━━━━━ TESTO DEL DOCUMENTO ━━━━━

Evoluzione normativa
La stesura originaria del codice civile del 1942, partendo dal principio fondamentale dell’indissolubilità del matrimonio, consentiva esclusivamente la separazione personale e solo in caso di colpa di uno dei coniugi, prescrivendo che la prole fosse affidata a quello dei due risultato “senza colpa”.
Per quanto concerne la decisione del giudice circa il genitore meritevole del delicato compito di educazione e di mantenimento, si è dovuto attendere il 1970 per assistere alla sostituzione del criterio appena visto, basato sulla condotta e sulla personalità dei coniugi, con uno fondato sulla tutela, in via prioritaria, dell’interesse morale e materiale dei figli.
La stessa legge che ha introdotto in Italia il divorzio ha sancito, infatti, tale basilare e tuttora vigente principio, che è stato esteso anche all’istituto della separazione già dopo pochi anni, con la legge di riforma del diritto di famiglia (legge 21 maggio 1975 n.151).

━━━━━ MATERIALE FORNITO ━━━━━

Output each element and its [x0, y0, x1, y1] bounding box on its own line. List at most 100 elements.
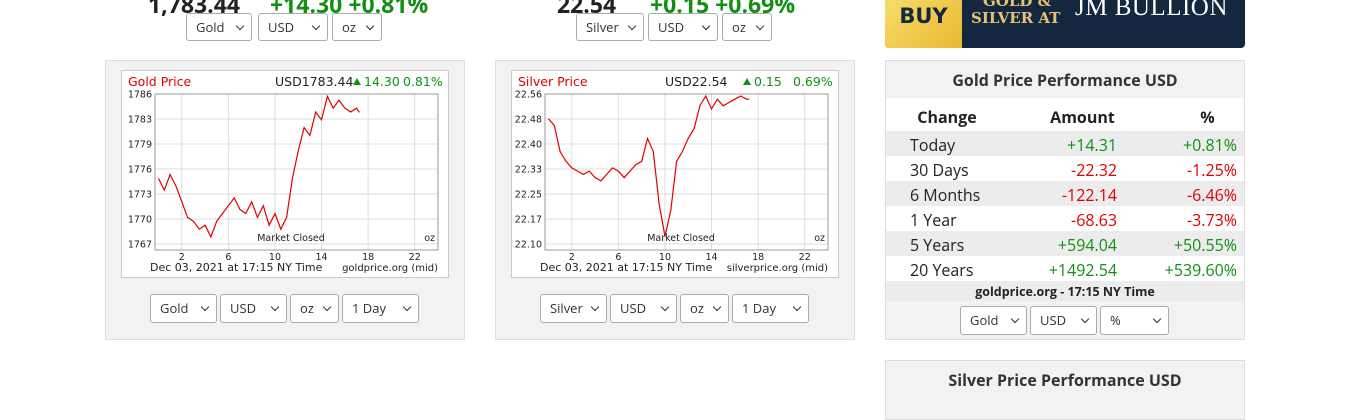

━━━━━

[CONSEGNA] Nel testo sull'evoluzione normativa, con quale legge il principio dell'interesse morale e materiale dei figli è stato esteso all'istituto della separazione?

[RISPOSTA] Con la legge di riforma del diritto di famiglia (legge 21 maggio 1975 n.151).